- _Exercise description_: Check each line for the string "color". Give only the count of lines that have it.

--- begin Data extract ---

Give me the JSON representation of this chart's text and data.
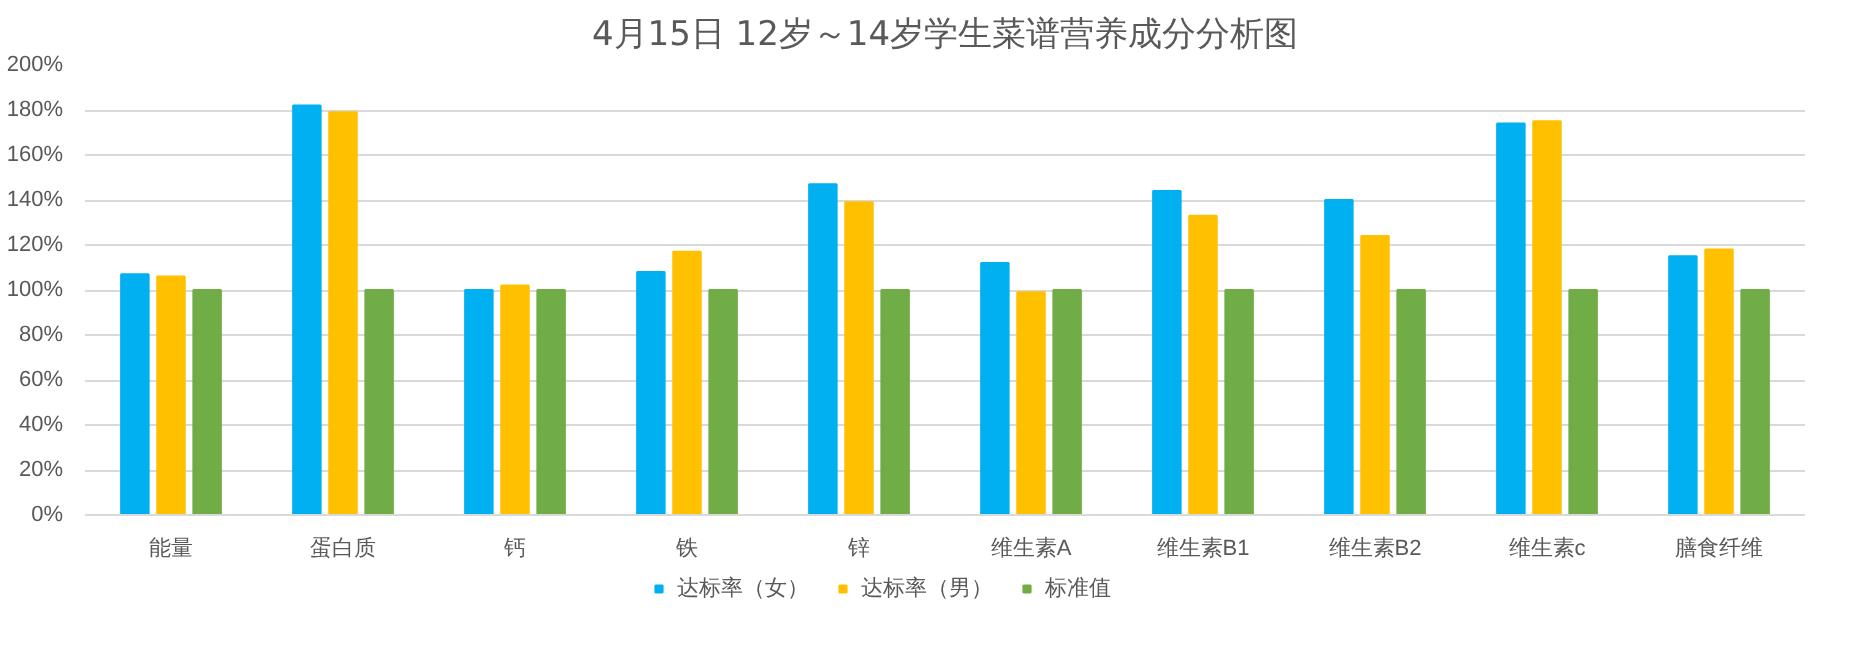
{
  "chart_data": {
    "type": "bar",
    "title": "4月15日 12岁～14岁学生菜谱营养成分分析图",
    "categories": [
      "能量",
      "蛋白质",
      "钙",
      "铁",
      "锌",
      "维生素A",
      "维生素B1",
      "维生素B2",
      "维生素c",
      "膳食纤维"
    ],
    "series": [
      {
        "name": "达标率（女）",
        "color": "#00b0f0",
        "values": [
          107,
          182,
          100,
          108,
          147,
          112,
          144,
          140,
          174,
          115
        ]
      },
      {
        "name": "达标率（男）",
        "color": "#ffc000",
        "values": [
          106,
          179,
          102,
          117,
          139,
          99,
          133,
          124,
          175,
          118
        ]
      },
      {
        "name": "标准值",
        "color": "#70ad47",
        "values": [
          100,
          100,
          100,
          100,
          100,
          100,
          100,
          100,
          100,
          100
        ]
      }
    ],
    "ylim": [
      0,
      200
    ],
    "yticks": [
      {
        "value": 0,
        "label": "0%"
      },
      {
        "value": 20,
        "label": "20%"
      },
      {
        "value": 40,
        "label": "40%"
      },
      {
        "value": 60,
        "label": "60%"
      },
      {
        "value": 80,
        "label": "80%"
      },
      {
        "value": 100,
        "label": "100%"
      },
      {
        "value": 120,
        "label": "120%"
      },
      {
        "value": 140,
        "label": "140%"
      },
      {
        "value": 160,
        "label": "160%"
      },
      {
        "value": 180,
        "label": "180%"
      },
      {
        "value": 200,
        "label": "200%"
      }
    ],
    "grid": "y",
    "legend": "bottom"
  }
}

--- end Data extract ---

- _Answer_: 3